EXERCISE
In the material below, find the line with "Decode this image"; set down that line and every line after it to the end, exactly, without pictures.

————————

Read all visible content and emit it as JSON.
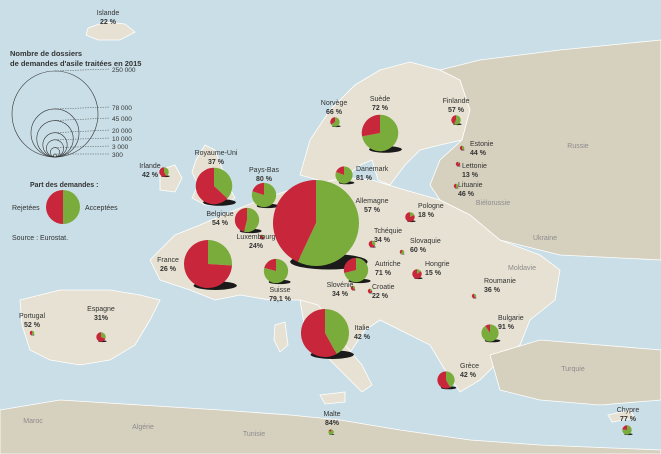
{
  "legend": {
    "size_title_line1": "Nombre de dossiers",
    "size_title_line2": "de demandes d'asile traitées en 2015",
    "size_values": [
      "250 000",
      "78 000",
      "45 000",
      "20 000",
      "10 000",
      "3 000",
      "300"
    ],
    "share_title": "Part des demandes :",
    "rejected_label": "Rejetées",
    "accepted_label": "Acceptées",
    "source": "Source : Eurostat."
  },
  "colors": {
    "accepted": "#7aac3c",
    "rejected": "#c8263a",
    "land": "#e6e1d2",
    "land_other": "#d6d0bf",
    "sea": "#c9dee6"
  },
  "countries": [
    {
      "name": "Islande",
      "pct_text": "22 %",
      "accept_pct": 22,
      "cases": 300
    },
    {
      "name": "Norvège",
      "pct_text": "66 %",
      "accept_pct": 66,
      "cases": 3000
    },
    {
      "name": "Suède",
      "pct_text": "72 %",
      "accept_pct": 72,
      "cases": 45000
    },
    {
      "name": "Finlande",
      "pct_text": "57 %",
      "accept_pct": 57,
      "cases": 3000
    },
    {
      "name": "Estonie",
      "pct_text": "44 %",
      "accept_pct": 44,
      "cases": 300
    },
    {
      "name": "Lettonie",
      "pct_text": "13 %",
      "accept_pct": 13,
      "cases": 300
    },
    {
      "name": "Lituanie",
      "pct_text": "46 %",
      "accept_pct": 46,
      "cases": 300
    },
    {
      "name": "Danemark",
      "pct_text": "81 %",
      "accept_pct": 81,
      "cases": 10000
    },
    {
      "name": "Irlande",
      "pct_text": "42 %",
      "accept_pct": 42,
      "cases": 3000
    },
    {
      "name": "Royaume-Uni",
      "pct_text": "37 %",
      "accept_pct": 37,
      "cases": 45000
    },
    {
      "name": "Pays-Bas",
      "pct_text": "80 %",
      "accept_pct": 80,
      "cases": 20000
    },
    {
      "name": "Belgique",
      "pct_text": "54 %",
      "accept_pct": 54,
      "cases": 20000
    },
    {
      "name": "Luxembourg",
      "pct_text": "24%",
      "accept_pct": 24,
      "cases": 300
    },
    {
      "name": "Allemagne",
      "pct_text": "57 %",
      "accept_pct": 57,
      "cases": 250000
    },
    {
      "name": "Pologne",
      "pct_text": "18 %",
      "accept_pct": 18,
      "cases": 3000
    },
    {
      "name": "Tchéquie",
      "pct_text": "34 %",
      "accept_pct": 34,
      "cases": 1500
    },
    {
      "name": "Slovaquie",
      "pct_text": "60 %",
      "accept_pct": 60,
      "cases": 300
    },
    {
      "name": "France",
      "pct_text": "26 %",
      "accept_pct": 26,
      "cases": 78000
    },
    {
      "name": "Suisse",
      "pct_text": "79,1 %",
      "accept_pct": 79.1,
      "cases": 20000
    },
    {
      "name": "Autriche",
      "pct_text": "71 %",
      "accept_pct": 71,
      "cases": 20000
    },
    {
      "name": "Hongrie",
      "pct_text": "15 %",
      "accept_pct": 15,
      "cases": 3000
    },
    {
      "name": "Slovénie",
      "pct_text": "34 %",
      "accept_pct": 34,
      "cases": 300
    },
    {
      "name": "Croatie",
      "pct_text": "22 %",
      "accept_pct": 22,
      "cases": 300
    },
    {
      "name": "Roumanie",
      "pct_text": "36 %",
      "accept_pct": 36,
      "cases": 300
    },
    {
      "name": "Bulgarie",
      "pct_text": "91 %",
      "accept_pct": 91,
      "cases": 10000
    },
    {
      "name": "Portugal",
      "pct_text": "52 %",
      "accept_pct": 52,
      "cases": 300
    },
    {
      "name": "Espagne",
      "pct_text": "31%",
      "accept_pct": 31,
      "cases": 3000
    },
    {
      "name": "Italie",
      "pct_text": "42 %",
      "accept_pct": 42,
      "cases": 78000
    },
    {
      "name": "Grèce",
      "pct_text": "42 %",
      "accept_pct": 42,
      "cases": 10000
    },
    {
      "name": "Malte",
      "pct_text": "84%",
      "accept_pct": 84,
      "cases": 1000
    },
    {
      "name": "Chypre",
      "pct_text": "77 %",
      "accept_pct": 77,
      "cases": 3000
    }
  ],
  "other_labels": [
    "Russie",
    "Biélorussie",
    "Ukraine",
    "Moldavie",
    "Turquie",
    "Maroc",
    "Algérie",
    "Tunisie"
  ]
}
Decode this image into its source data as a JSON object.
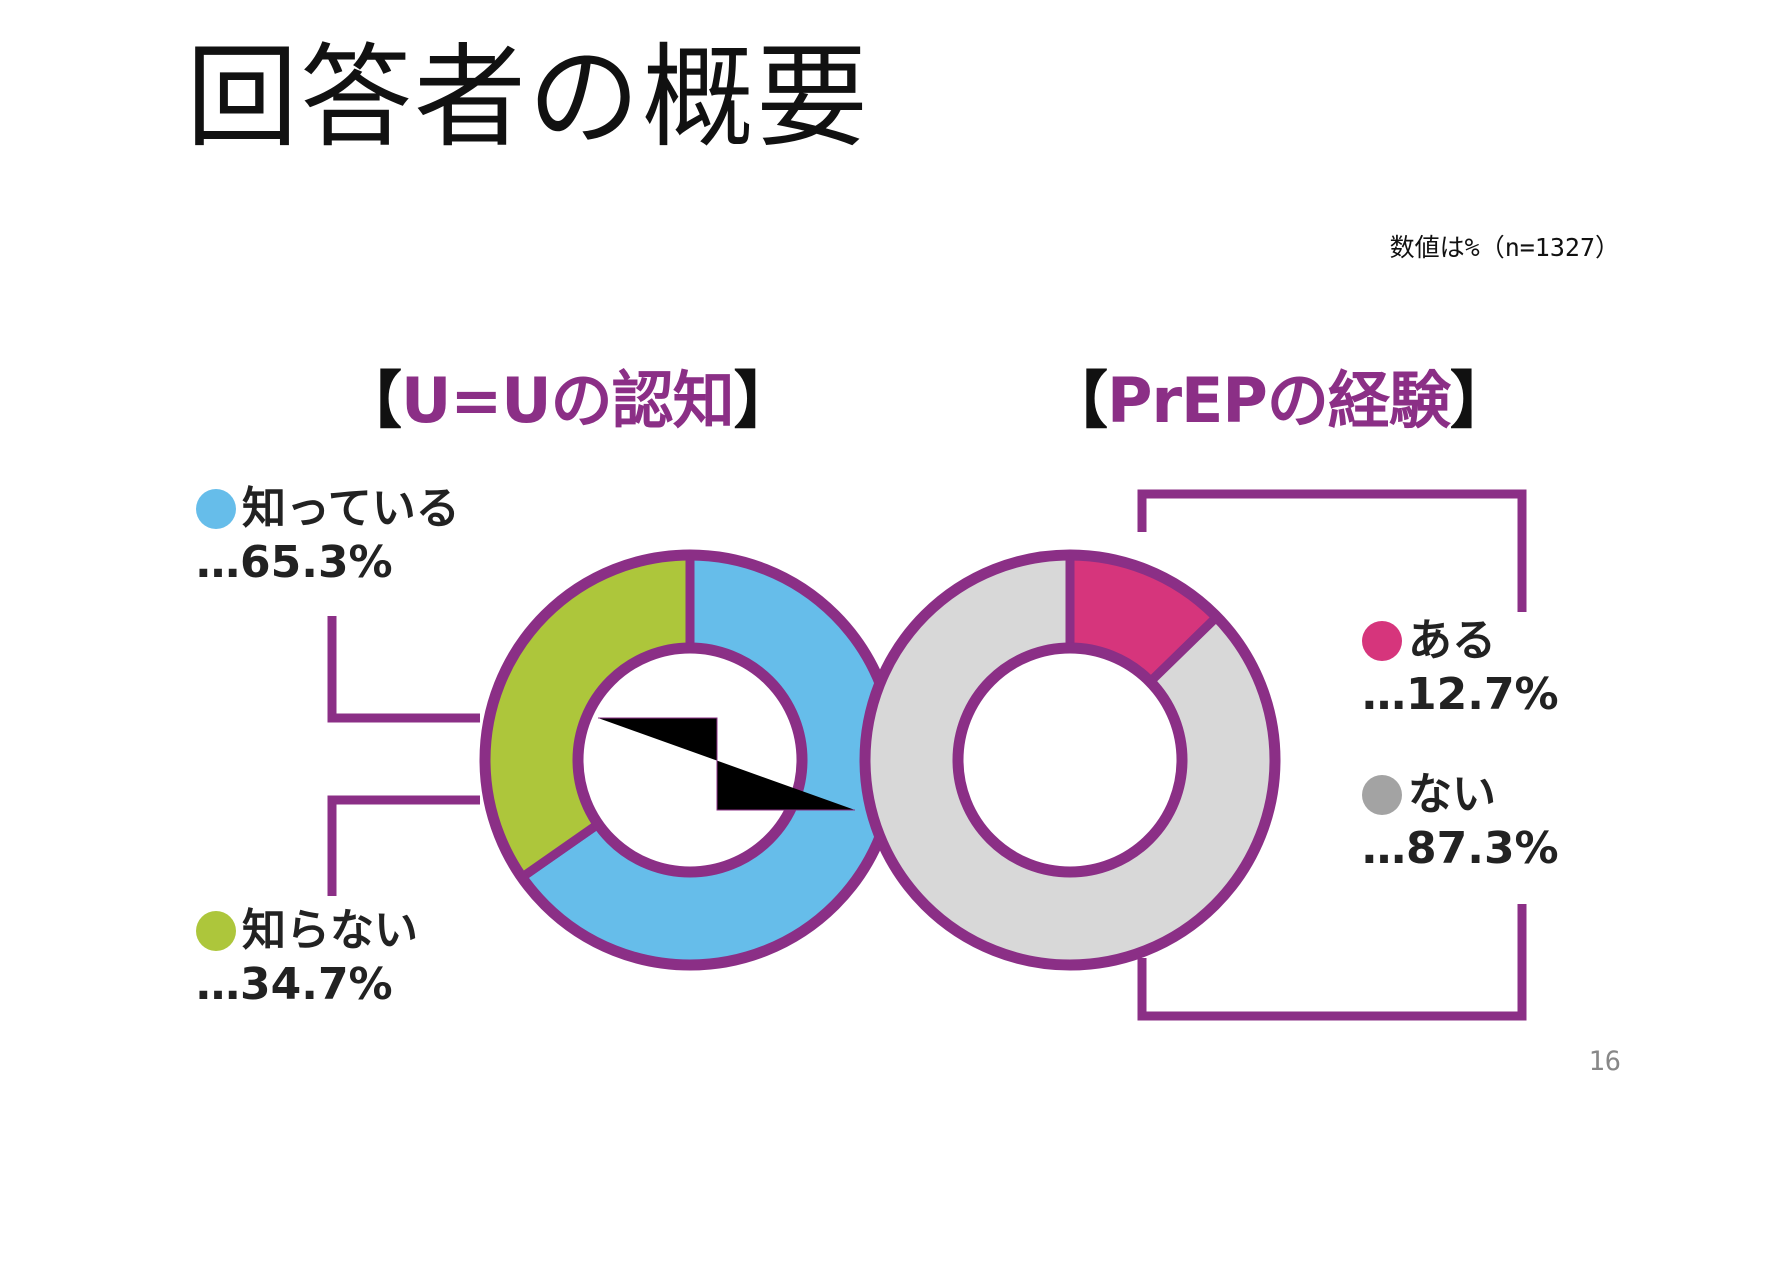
{
  "page": {
    "title": "回答者の概要",
    "note": "数値は%（n=1327）",
    "page_number": "16"
  },
  "colors": {
    "frame": "#8b2f86",
    "know": "#66bdea",
    "notknow": "#adc63b",
    "aru": "#d6357c",
    "nai": "#d8d8d8",
    "nai_dot": "#a3a3a3"
  },
  "chart_data": [
    {
      "type": "pie",
      "variant": "donut",
      "title_open": "【",
      "title_text": "U=Uの認知",
      "title_close": "】",
      "slices": [
        {
          "label": "知っている",
          "value": 65.3,
          "value_text": "…65.3%"
        },
        {
          "label": "知らない",
          "value": 34.7,
          "value_text": "…34.7%"
        }
      ]
    },
    {
      "type": "pie",
      "variant": "donut",
      "title_open": "【",
      "title_text": "PrEPの経験",
      "title_close": "】",
      "slices": [
        {
          "label": "ある",
          "value": 12.7,
          "value_text": "…12.7%"
        },
        {
          "label": "ない",
          "value": 87.3,
          "value_text": "…87.3%"
        }
      ]
    }
  ]
}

————————

RESULT
Decode this image into its source data as a JSON object.
{
  "page": {
    "title": "回答者の概要",
    "note": "数値は%（n=1327）",
    "page_number": "16"
  },
  "colors": {
    "frame": "#8b2f86",
    "know": "#66bdea",
    "notknow": "#adc63b",
    "aru": "#d6357c",
    "nai": "#d8d8d8",
    "nai_dot": "#a3a3a3"
  },
  "chart_data": [
    {
      "type": "pie",
      "variant": "donut",
      "title_open": "【",
      "title_text": "U=Uの認知",
      "title_close": "】",
      "slices": [
        {
          "label": "知っている",
          "value": 65.3,
          "value_text": "…65.3%"
        },
        {
          "label": "知らない",
          "value": 34.7,
          "value_text": "…34.7%"
        }
      ]
    },
    {
      "type": "pie",
      "variant": "donut",
      "title_open": "【",
      "title_text": "PrEPの経験",
      "title_close": "】",
      "slices": [
        {
          "label": "ある",
          "value": 12.7,
          "value_text": "…12.7%"
        },
        {
          "label": "ない",
          "value": 87.3,
          "value_text": "…87.3%"
        }
      ]
    }
  ]
}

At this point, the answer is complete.